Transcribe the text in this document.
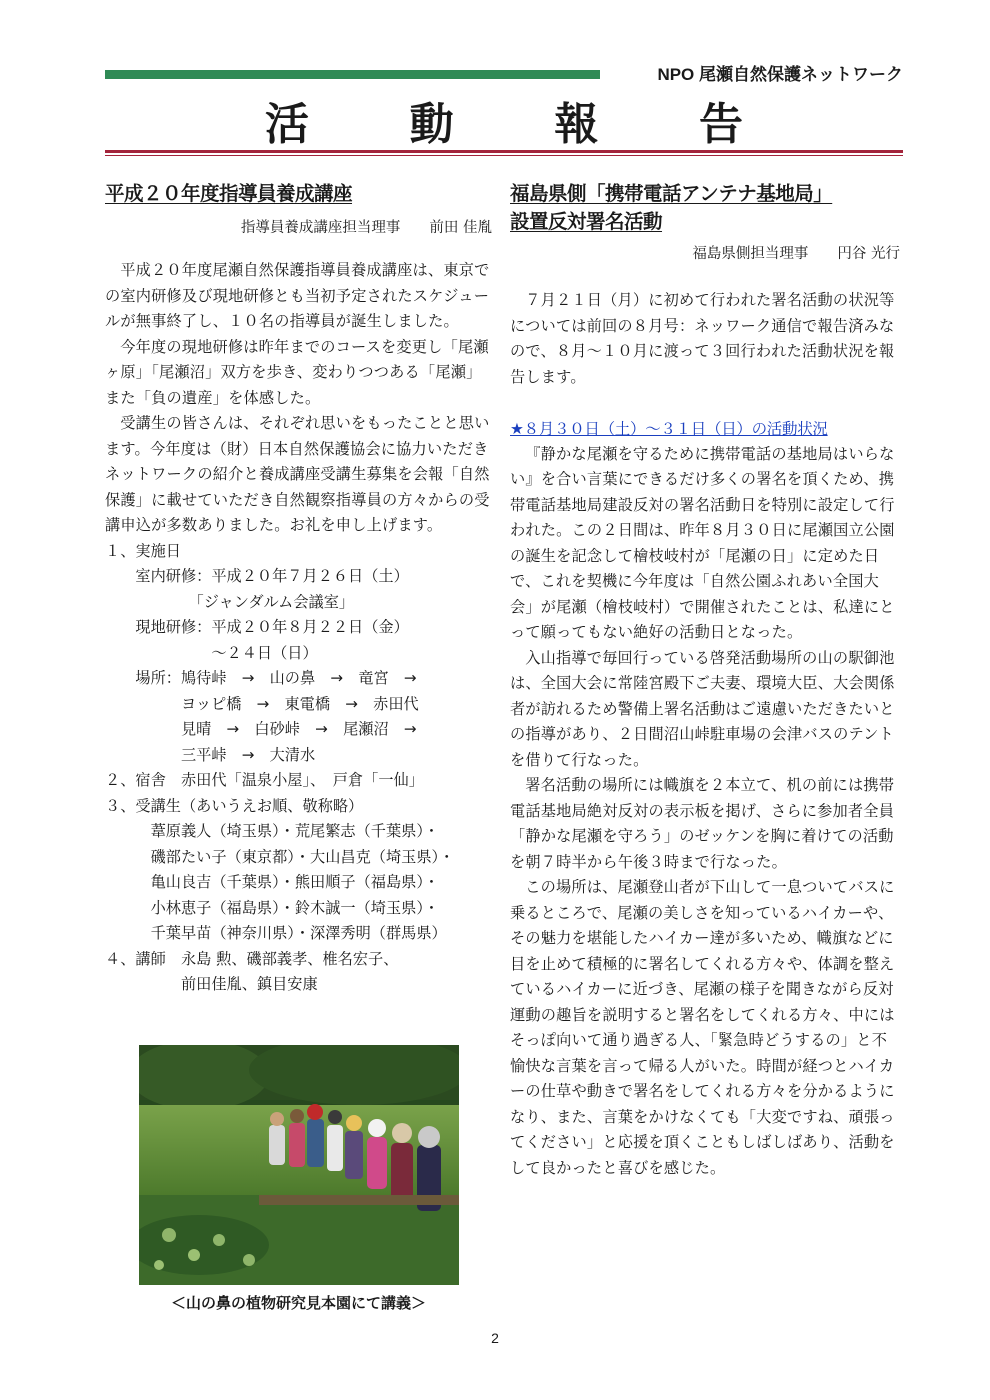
NPO 尾瀬自然保護ネットワーク
活 動 報 告
平成２０年度指導員養成講座
指導員養成講座担当理事　　前田 佳胤

平成２０年度尾瀬自然保護指導員養成講座は、東京での室内研修及び現地研修とも当初予定されたスケジュールが無事終了し、１０名の指導員が誕生しました。

今年度の現地研修は昨年までのコースを変更し「尾瀬ヶ原」「尾瀬沼」双方を歩き、変わりつつある「尾瀬」また「負の遺産」を体感した。

受講生の皆さんは、それぞれ思いをもったことと思います。今年度は（財）日本自然保護協会に協力いただきネットワークの紹介と養成講座受講生募集を会報「自然保護」に載せていただき自然観察指導員の方々からの受講申込が多数ありました。お礼を申し上げます。

１、実施日
　　室内研修：平成２０年７月２６日（土）
　　　　　　「ジャンダルム会議室」
　　現地研修：平成２０年８月２２日（金）
　　　　　　　～２４日（日）
　　場所：鳩待峠　→　山の鼻　→　竜宮　→
　　　　　ヨッピ橋　→　東電橋　→　赤田代
　　　　　見晴　→　白砂峠　→　尾瀬沼　→
　　　　　三平峠　→　大清水
２、宿舎　赤田代「温泉小屋」、　戸倉「一仙」
３、受講生（あいうえお順、敬称略）
　　　葦原義人（埼玉県）・荒尾繁志（千葉県）・
　　　磯部たい子（東京都）・大山昌克（埼玉県）・
　　　亀山良吉（千葉県）・熊田順子（福島県）・
　　　小林恵子（福島県）・鈴木誠一（埼玉県）・
　　　千葉早苗（神奈川県）・深澤秀明（群馬県）
４、講師　永島 勲、磯部義孝、椎名宏子、
　　　　　前田佳胤、鎮目安康
＜山の鼻の植物研究見本園にて講義＞
福島県側「携帯電話アンテナ基地局」
設置反対署名活動
福島県側担当理事　　円谷 光行

７月２１日（月）に初めて行われた署名活動の状況等については前回の８月号：ネッワーク通信で報告済みなので、８月～１０月に渡って３回行われた活動状況を報告します。

★８月３０日（土）～３１日（日）の活動状況

『静かな尾瀬を守るために携帯電話の基地局はいらない』を合い言葉にできるだけ多くの署名を頂くため、携帯電話基地局建設反対の署名活動日を特別に設定して行われた。この２日間は、昨年８月３０日に尾瀬国立公園の誕生を記念して檜枝岐村が「尾瀬の日」に定めた日で、これを契機に今年度は「自然公園ふれあい全国大会」が尾瀬（檜枝岐村）で開催されたことは、私達にとって願ってもない絶好の活動日となった。

入山指導で毎回行っている啓発活動場所の山の駅御池は、全国大会に常陸宮殿下ご夫妻、環境大臣、大会関係者が訪れるため警備上署名活動はご遠慮いただきたいとの指導があり、２日間沼山峠駐車場の会津バスのテントを借りて行なった。

署名活動の場所には幟旗を２本立て、机の前には携帯電話基地局絶対反対の表示板を掲げ、さらに参加者全員「静かな尾瀬を守ろう」のゼッケンを胸に着けての活動を朝７時半から午後３時まで行なった。

この場所は、尾瀬登山者が下山して一息ついてバスに乗るところで、尾瀬の美しさを知っているハイカーや、その魅力を堪能したハイカー達が多いため、幟旗などに目を止めて積極的に署名してくれる方々や、体調を整えているハイカーに近づき、尾瀬の様子を聞きながら反対運動の趣旨を説明すると署名をしてくれる方々、中にはそっぽ向いて通り過ぎる人、「緊急時どうするの」と不愉快な言葉を言って帰る人がいた。時間が経つとハイカーの仕草や動きで署名をしてくれる方々を分かるようになり、また、言葉をかけなくても「大変ですね、頑張ってください」と応援を頂くこともしばしばあり、活動をして良かったと喜びを感じた。

2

--

▶ **WORK TO BE COMPLETED**
Each entry should be repeated exactly as it appears; the pictures stay out.

▶ **EXERCISE OUTPUT**
Transcribe the text in this document.
NPO 尾瀬自然保護ネットワーク
活 動 報 告
平成２０年度指導員養成講座
指導員養成講座担当理事　　前田 佳胤

平成２０年度尾瀬自然保護指導員養成講座は、東京での室内研修及び現地研修とも当初予定されたスケジュールが無事終了し、１０名の指導員が誕生しました。

今年度の現地研修は昨年までのコースを変更し「尾瀬ヶ原」「尾瀬沼」双方を歩き、変わりつつある「尾瀬」また「負の遺産」を体感した。

受講生の皆さんは、それぞれ思いをもったことと思います。今年度は（財）日本自然保護協会に協力いただきネットワークの紹介と養成講座受講生募集を会報「自然保護」に載せていただき自然観察指導員の方々からの受講申込が多数ありました。お礼を申し上げます。

１、実施日
　　室内研修：平成２０年７月２６日（土）
　　　　　　「ジャンダルム会議室」
　　現地研修：平成２０年８月２２日（金）
　　　　　　　～２４日（日）
　　場所：鳩待峠　→　山の鼻　→　竜宮　→
　　　　　ヨッピ橋　→　東電橋　→　赤田代
　　　　　見晴　→　白砂峠　→　尾瀬沼　→
　　　　　三平峠　→　大清水
２、宿舎　赤田代「温泉小屋」、　戸倉「一仙」
３、受講生（あいうえお順、敬称略）
　　　葦原義人（埼玉県）・荒尾繁志（千葉県）・
　　　磯部たい子（東京都）・大山昌克（埼玉県）・
　　　亀山良吉（千葉県）・熊田順子（福島県）・
　　　小林恵子（福島県）・鈴木誠一（埼玉県）・
　　　千葉早苗（神奈川県）・深澤秀明（群馬県）
４、講師　永島 勲、磯部義孝、椎名宏子、
　　　　　前田佳胤、鎮目安康
＜山の鼻の植物研究見本園にて講義＞
福島県側「携帯電話アンテナ基地局」
設置反対署名活動
福島県側担当理事　　円谷 光行

７月２１日（月）に初めて行われた署名活動の状況等については前回の８月号：ネッワーク通信で報告済みなので、８月～１０月に渡って３回行われた活動状況を報告します。

★８月３０日（土）～３１日（日）の活動状況

『静かな尾瀬を守るために携帯電話の基地局はいらない』を合い言葉にできるだけ多くの署名を頂くため、携帯電話基地局建設反対の署名活動日を特別に設定して行われた。この２日間は、昨年８月３０日に尾瀬国立公園の誕生を記念して檜枝岐村が「尾瀬の日」に定めた日で、これを契機に今年度は「自然公園ふれあい全国大会」が尾瀬（檜枝岐村）で開催されたことは、私達にとって願ってもない絶好の活動日となった。

入山指導で毎回行っている啓発活動場所の山の駅御池は、全国大会に常陸宮殿下ご夫妻、環境大臣、大会関係者が訪れるため警備上署名活動はご遠慮いただきたいとの指導があり、２日間沼山峠駐車場の会津バスのテントを借りて行なった。

署名活動の場所には幟旗を２本立て、机の前には携帯電話基地局絶対反対の表示板を掲げ、さらに参加者全員「静かな尾瀬を守ろう」のゼッケンを胸に着けての活動を朝７時半から午後３時まで行なった。

この場所は、尾瀬登山者が下山して一息ついてバスに乗るところで、尾瀬の美しさを知っているハイカーや、その魅力を堪能したハイカー達が多いため、幟旗などに目を止めて積極的に署名してくれる方々や、体調を整えているハイカーに近づき、尾瀬の様子を聞きながら反対運動の趣旨を説明すると署名をしてくれる方々、中にはそっぽ向いて通り過ぎる人、「緊急時どうするの」と不愉快な言葉を言って帰る人がいた。時間が経つとハイカーの仕草や動きで署名をしてくれる方々を分かるようになり、また、言葉をかけなくても「大変ですね、頑張ってください」と応援を頂くこともしばしばあり、活動をして良かったと喜びを感じた。

2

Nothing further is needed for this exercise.